• _Your objective_:
Rewrite everything in the records from the line containing "- data-point: [461, 101, 472, 112]" down to the line containing "- data-point: [482, 99, 493, 110]", swapping "series-line" for "trend-line" and leaving all else unchanged.

[Element placement data]
= = = = =

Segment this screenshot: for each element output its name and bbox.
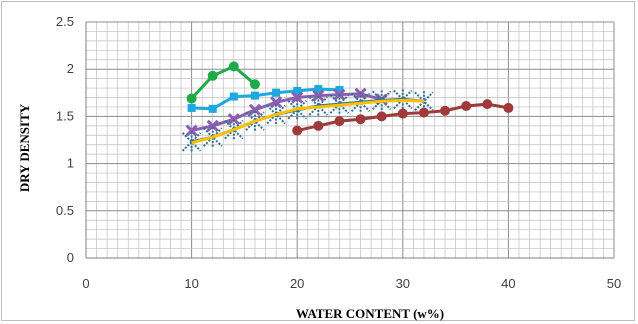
- data-point: [461, 101, 472, 112]
- data-point: [228, 61, 239, 72]
- data-point: [291, 91, 304, 104]
- data-point: [350, 92, 371, 113]
- data-point: [227, 113, 240, 126]
- data-point: [314, 85, 323, 94]
- data-point: [206, 119, 219, 132]
- grid: [85, 21, 615, 259]
- data-point: [418, 107, 429, 118]
- axes: [85, 22, 614, 259]
- data-point: [248, 103, 262, 116]
- x-axis-title: WATER CONTENT (w%): [296, 306, 444, 321]
- data-point: [249, 79, 260, 90]
- series-2: [187, 85, 344, 113]
- y-tick-label: 0.5: [56, 203, 74, 218]
- data-point: [186, 93, 197, 104]
- data-point: [181, 131, 202, 152]
- data-point: [229, 92, 238, 101]
- series-5: [191, 98, 424, 145]
- data-point: [312, 89, 325, 102]
- y-tick-label: 2: [67, 61, 74, 76]
- data-point: [308, 96, 329, 117]
- y-tick-label: 1.5: [56, 108, 74, 123]
- data-point: [245, 111, 265, 132]
- data-point: [393, 89, 413, 110]
- y-tick-label: 2.5: [56, 14, 74, 29]
- y-tick-label: 1: [67, 156, 74, 171]
- tick-labels: 0 10 20 30 40 50 0 0.5 1 1.5 2 2.5: [56, 14, 621, 291]
- series-line: [190, 64, 256, 100]
- data-point: [329, 94, 350, 115]
- data-point: [293, 86, 302, 95]
- data-point: [270, 96, 283, 109]
- data-point: [376, 111, 387, 122]
- series-line: [191, 92, 383, 133]
- x-tick-label: 40: [501, 276, 515, 291]
- data-point: [355, 114, 366, 125]
- data-point: [224, 119, 244, 140]
- data-point: [185, 124, 198, 137]
- x-tick-label: 0: [82, 276, 89, 291]
- data-point: [503, 102, 514, 113]
- data-point: [482, 99, 493, 110]
- data-point: [250, 91, 259, 100]
- data-point: [266, 104, 286, 125]
- data-point: [287, 99, 307, 120]
- data-point: [203, 127, 223, 148]
- data-point: [414, 91, 434, 112]
- data-point: [313, 120, 324, 131]
- data-point: [292, 125, 303, 136]
- data-point: [207, 70, 218, 81]
- series-1: [186, 61, 260, 104]
- series-6: [292, 99, 514, 136]
- y-axis-title: DRY DENSITY: [17, 103, 32, 192]
- data-point: [335, 85, 344, 94]
- x-tick-label: 10: [184, 276, 198, 291]
- series-line: [191, 98, 424, 145]
- x-tick-label: 50: [607, 276, 621, 291]
- data-point: [440, 105, 451, 116]
- series-group: [181, 61, 514, 152]
- data-point: [272, 88, 281, 97]
- x-tick-label: 30: [396, 276, 410, 291]
- x-tick-label: 20: [290, 276, 304, 291]
- data-point: [334, 116, 345, 127]
- data-point: [187, 103, 196, 112]
- y-tick-label: 0: [67, 250, 74, 265]
- data-point: [371, 90, 392, 111]
- data-point: [397, 108, 408, 119]
- data-point: [208, 104, 217, 113]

= = = = =

• _Exercise response_:
- data-point: [461, 101, 472, 112]
- data-point: [228, 61, 239, 72]
- data-point: [291, 91, 304, 104]
- data-point: [350, 92, 371, 113]
- data-point: [227, 113, 240, 126]
- data-point: [314, 85, 323, 94]
- data-point: [206, 119, 219, 132]
- grid: [85, 21, 615, 259]
- data-point: [418, 107, 429, 118]
- axes: [85, 22, 614, 259]
- data-point: [248, 103, 262, 116]
- x-axis-title: WATER CONTENT (w%): [296, 306, 444, 321]
- data-point: [249, 79, 260, 90]
- series-2: [187, 85, 344, 113]
- y-tick-label: 0.5: [56, 203, 74, 218]
- data-point: [186, 93, 197, 104]
- data-point: [181, 131, 202, 152]
- data-point: [229, 92, 238, 101]
- series-5: [191, 98, 424, 145]
- data-point: [312, 89, 325, 102]
- y-tick-label: 2: [67, 61, 74, 76]
- data-point: [308, 96, 329, 117]
- y-tick-label: 1.5: [56, 108, 74, 123]
- data-point: [245, 111, 265, 132]
- data-point: [393, 89, 413, 110]
- y-tick-label: 2.5: [56, 14, 74, 29]
- y-tick-label: 1: [67, 156, 74, 171]
- tick-labels: 0 10 20 30 40 50 0 0.5 1 1.5 2 2.5: [56, 14, 621, 291]
- trend-line: [190, 64, 256, 100]
- data-point: [329, 94, 350, 115]
- data-point: [293, 86, 302, 95]
- data-point: [270, 96, 283, 109]
- data-point: [376, 111, 387, 122]
- trend-line: [191, 92, 383, 133]
- x-tick-label: 40: [501, 276, 515, 291]
- data-point: [355, 114, 366, 125]
- data-point: [224, 119, 244, 140]
- data-point: [185, 124, 198, 137]
- x-tick-label: 0: [82, 276, 89, 291]
- data-point: [503, 102, 514, 113]
- data-point: [482, 99, 493, 110]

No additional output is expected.